▶ **SHORT TASK A**:
Answer these questions about the text on workplace Spanish for construction:
(i) Which organization does the text name as an example of a supportive project?
(ii) What three specialties does the text give as examples of what building a house involves?
(iii) What Spanish term does the vocabulary list give for "Saw (for wood)"?

▶ **EXCERPTED TEXT**:
++++++++++++++++++++

Workplace Spanish for Construction Projects
If you love volunteering and helping your neighbors, at some point or another you’ll probably end up working in construction!
Yes, even those of you who can’t hammer straight can help with painting and organizing! Supportive projects, like Habitat for Humanity, operate all across the United States and work tirelessly to ensure every family has a home.
If you are thinking about volunteering for that type of organization, you need to prepare to work with or for Spanish-speaking people!
Are you thinking of going abroad to help build some houses? In that case, knowing workplace Spanish vocabulary for construction is even more important!
Let’s get ready to build some houses! ¡Preparémonos para construir casas!
Workplace Spanish for Construction: Vocabulary
Construction vocabulary is quite extensive, especially if you consider all the specialties (like metalwork, plumbing, and insulation) that building a house involves.
Luckily, we’ve narrowed it down to a list of general tools, objects, and verbs that you are likely to use on a construction site. Don’t forget to practice saying the words out loud with our pronunciation guide!
|Cement blocks||Los bloques de cemento||blohks day say-mayn-toh|
|Floor (to walk on and level of a building)||El piso||pee-soh|
|Floor (levels of a house)||El nivel||nee-behl|
|Floor plan||El plano||plahn-oh|
|Level (tool)||El nivel||nee-behl|
|Plaster||El repello/yeso||Ray-pay-yoh / yay-soh|
|Plumbing||La fontanería/plomería||fohn-tahn-air-ee-ah / ploh-mair-ee-ah|
|Saw (for metal)||La cierra||syayr-rah|
|Saw (for wood)||El serrucho||sair-roo-choh|
|Sheet metal||La lámina||lah-meen-ah|
|To plaster||repellar/enyesar||Ray-pay-yahr / ain-yay-sahr|
|Construction worker||El albañil||ahl-bahn-yeel|
A couple of words in this chart may seem incorrect. For example, why does “foundation” translate as cimientos and not fundación?

++++++++++++++++++++

▶ **INPUT DATA**:
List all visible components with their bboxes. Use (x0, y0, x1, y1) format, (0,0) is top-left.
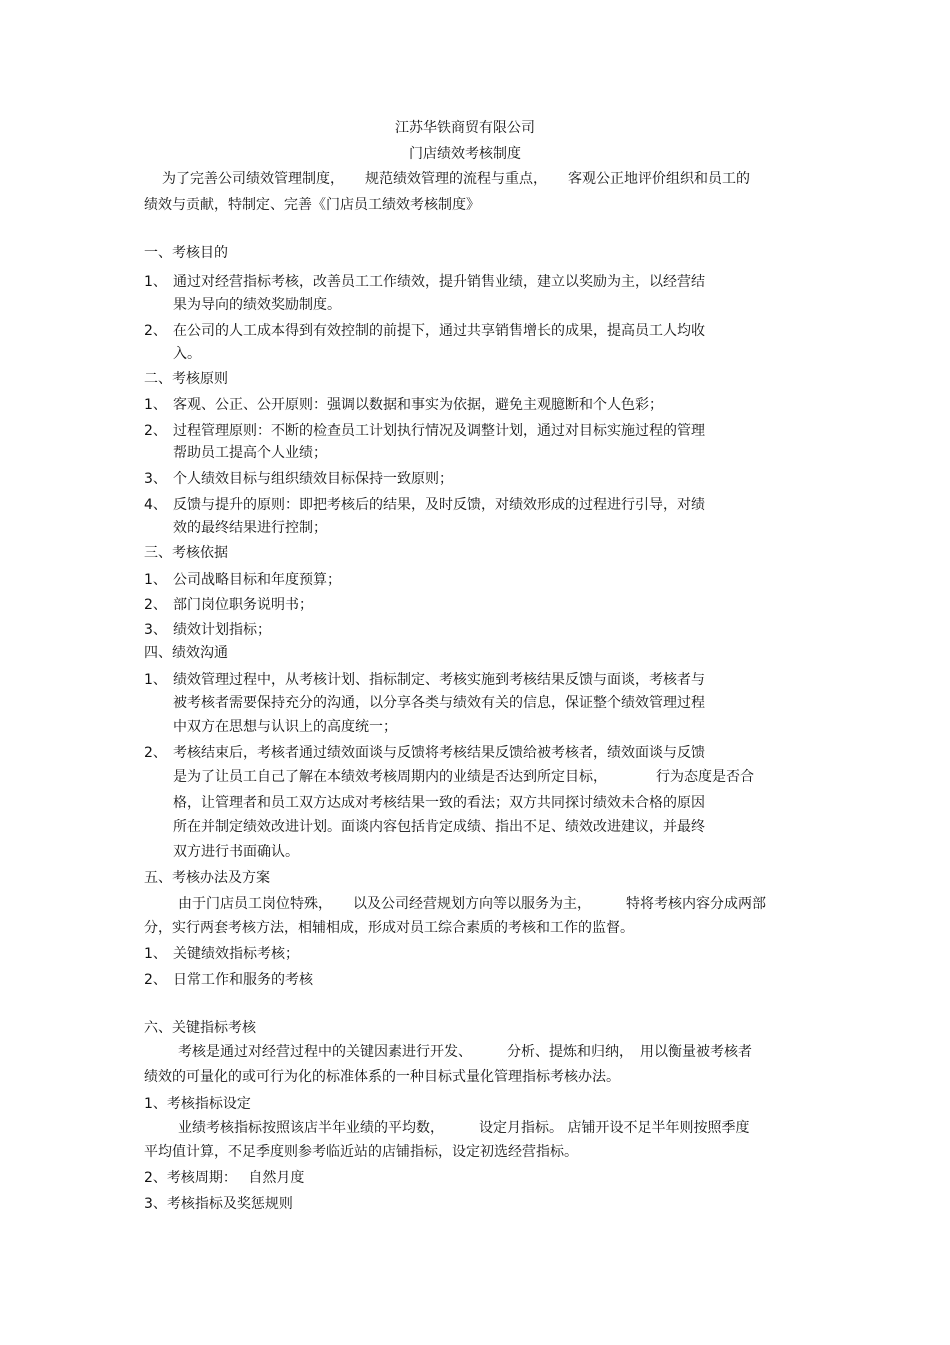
paragraph-line: 业绩考核指标按照该店半年业绩的平均数， 设定月指标。 店铺开设不足半年则按照季度 (178, 1120, 750, 1136)
list-item-number: 1、 (144, 946, 167, 962)
paragraph-line: 由于门店员工岗位特殊， 以及公司经营规划方向等以服务为主， 特将考核内容分成两部 (178, 896, 766, 912)
list-item-number: 3、 (144, 471, 167, 487)
list-item-text: 日常工作和服务的考核 (173, 972, 313, 988)
list-item-text: 公司战略目标和年度预算； (173, 572, 341, 588)
section-heading-1: 一、考核目的 (144, 245, 228, 261)
list-item-text: 所在并制定绩效改进计划。面谈内容包括肯定成绩、指出不足、绩效改进建议，并最终 (173, 819, 705, 835)
list-item-text: 关键绩效指标考核； (173, 946, 299, 962)
list-item-text: 格，让管理者和员工双方达成对考核结果一致的看法；双方共同探讨绩效未合格的原因 (173, 795, 705, 811)
paragraph-line: 平均值计算，不足季度则参考临近站的店铺指标，设定初选经营指标。 (144, 1144, 578, 1160)
subsection-heading: 3、考核指标及奖惩规则 (144, 1196, 293, 1212)
list-item-text: 过程管理原则：不断的检查员工计划执行情况及调整计划，通过对目标实施过程的管理 (173, 423, 705, 439)
list-item-text: 入。 (173, 346, 201, 362)
intro-line-1: 为了完善公司绩效管理制度， 规范绩效管理的流程与重点， 客观公正地评价组织和员工的 (162, 171, 750, 187)
list-item-number: 1、 (144, 397, 167, 413)
list-item-text: 通过对经营指标考核，改善员工工作绩效，提升销售业绩，建立以奖励为主，以经营结 (173, 274, 705, 290)
paragraph-line: 绩效的可量化的或可行为化的标准体系的一种目标式量化管理指标考核办法。 (144, 1069, 620, 1085)
list-item-number: 3、 (144, 622, 167, 638)
list-item-text: 绩效计划指标； (173, 622, 271, 638)
list-item-text: 反馈与提升的原则：即把考核后的结果，及时反馈，对绩效形成的过程进行引导，对绩 (173, 497, 705, 513)
list-item-number: 2、 (144, 597, 167, 613)
list-item-text: 是为了让员工自己了解在本绩效考核周期内的业绩是否达到所定目标， 行为态度是否合 (173, 769, 754, 785)
list-item-number: 2、 (144, 323, 167, 339)
list-item-number: 2、 (144, 972, 167, 988)
list-item-text: 被考核者需要保持充分的沟通，以分享各类与绩效有关的信息，保证整个绩效管理过程 (173, 695, 705, 711)
list-item-text: 效的最终结果进行控制； (173, 520, 327, 536)
paragraph-line: 考核是通过对经营过程中的关键因素进行开发、 分析、提炼和归纳， 用以衡量被考核者 (178, 1044, 752, 1060)
document-title: 门店绩效考核制度 (409, 146, 521, 162)
list-item-text: 双方进行书面确认。 (173, 844, 299, 860)
list-item-text: 中双方在思想与认识上的高度统一； (173, 719, 397, 735)
list-item-number: 1、 (144, 274, 167, 290)
list-item-text: 在公司的人工成本得到有效控制的前提下，通过共享销售增长的成果，提高员工人均收 (173, 323, 705, 339)
list-item-text: 果为导向的绩效奖励制度。 (173, 297, 341, 313)
list-item-number: 4、 (144, 497, 167, 513)
section-heading-4: 四、绩效沟通 (144, 645, 228, 661)
list-item-text: 绩效管理过程中，从考核计划、指标制定、考核实施到考核结果反馈与面谈，考核者与 (173, 672, 705, 688)
subsection-heading: 2、考核周期： 自然月度 (144, 1170, 305, 1186)
section-heading-6: 六、关键指标考核 (144, 1020, 256, 1036)
list-item-text: 客观、公正、公开原则：强调以数据和事实为依据，避免主观臆断和个人色彩； (173, 397, 663, 413)
list-item-text: 考核结束后，考核者通过绩效面谈与反馈将考核结果反馈给被考核者，绩效面谈与反馈 (173, 745, 705, 761)
list-item-number: 2、 (144, 423, 167, 439)
subsection-heading: 1、考核指标设定 (144, 1096, 251, 1112)
list-item-number: 2、 (144, 745, 167, 761)
section-heading-2: 二、考核原则 (144, 371, 228, 387)
company-name: 江苏华铁商贸有限公司 (395, 120, 535, 136)
list-item-number: 1、 (144, 572, 167, 588)
list-item-text: 个人绩效目标与组织绩效目标保持一致原则； (173, 471, 453, 487)
section-heading-3: 三、考核依据 (144, 545, 228, 561)
section-heading-5: 五、考核办法及方案 (144, 870, 270, 886)
intro-line-2: 绩效与贡献，特制定、完善《门店员工绩效考核制度》 (144, 197, 480, 213)
list-item-number: 1、 (144, 672, 167, 688)
list-item-text: 帮助员工提高个人业绩； (173, 445, 327, 461)
list-item-text: 部门岗位职务说明书； (173, 597, 313, 613)
paragraph-line: 分，实行两套考核方法，相辅相成，形成对员工综合素质的考核和工作的监督。 (144, 920, 634, 936)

++++++++++++++++++++

▶ **SHORT TASK B**: In the records, start at the line that has "paragraph-line: 业绩考核指标按照该店半年业绩的平均数， 设定月指标。" and stop after the line that has "list-item-text: 入。 (173, 346, 201, 362)". Rewrite only those lines, changing "paragraph-line" to "body-line" and leaving everything else unchanged.

▶ **WRITTEN RESPONSE A**:
(i) Habitat for Humanity
(ii) Metalwork, plumbing, and insulation
(iii) El serrucho

▶ **WRITTEN RESPONSE B**:
body-line: 业绩考核指标按照该店半年业绩的平均数， 设定月指标。 店铺开设不足半年则按照季度 (178, 1120, 750, 1136)
list-item-number: 1、 (144, 946, 167, 962)
body-line: 由于门店员工岗位特殊， 以及公司经营规划方向等以服务为主， 特将考核内容分成两部 (178, 896, 766, 912)
list-item-number: 3、 (144, 471, 167, 487)
list-item-text: 日常工作和服务的考核 (173, 972, 313, 988)
list-item-text: 公司战略目标和年度预算； (173, 572, 341, 588)
section-heading-1: 一、考核目的 (144, 245, 228, 261)
list-item-text: 所在并制定绩效改进计划。面谈内容包括肯定成绩、指出不足、绩效改进建议，并最终 (173, 819, 705, 835)
list-item-text: 关键绩效指标考核； (173, 946, 299, 962)
list-item-text: 格，让管理者和员工双方达成对考核结果一致的看法；双方共同探讨绩效未合格的原因 (173, 795, 705, 811)
body-line: 平均值计算，不足季度则参考临近站的店铺指标，设定初选经营指标。 (144, 1144, 578, 1160)
subsection-heading: 3、考核指标及奖惩规则 (144, 1196, 293, 1212)
list-item-text: 过程管理原则：不断的检查员工计划执行情况及调整计划，通过对目标实施过程的管理 (173, 423, 705, 439)
list-item-text: 入。 (173, 346, 201, 362)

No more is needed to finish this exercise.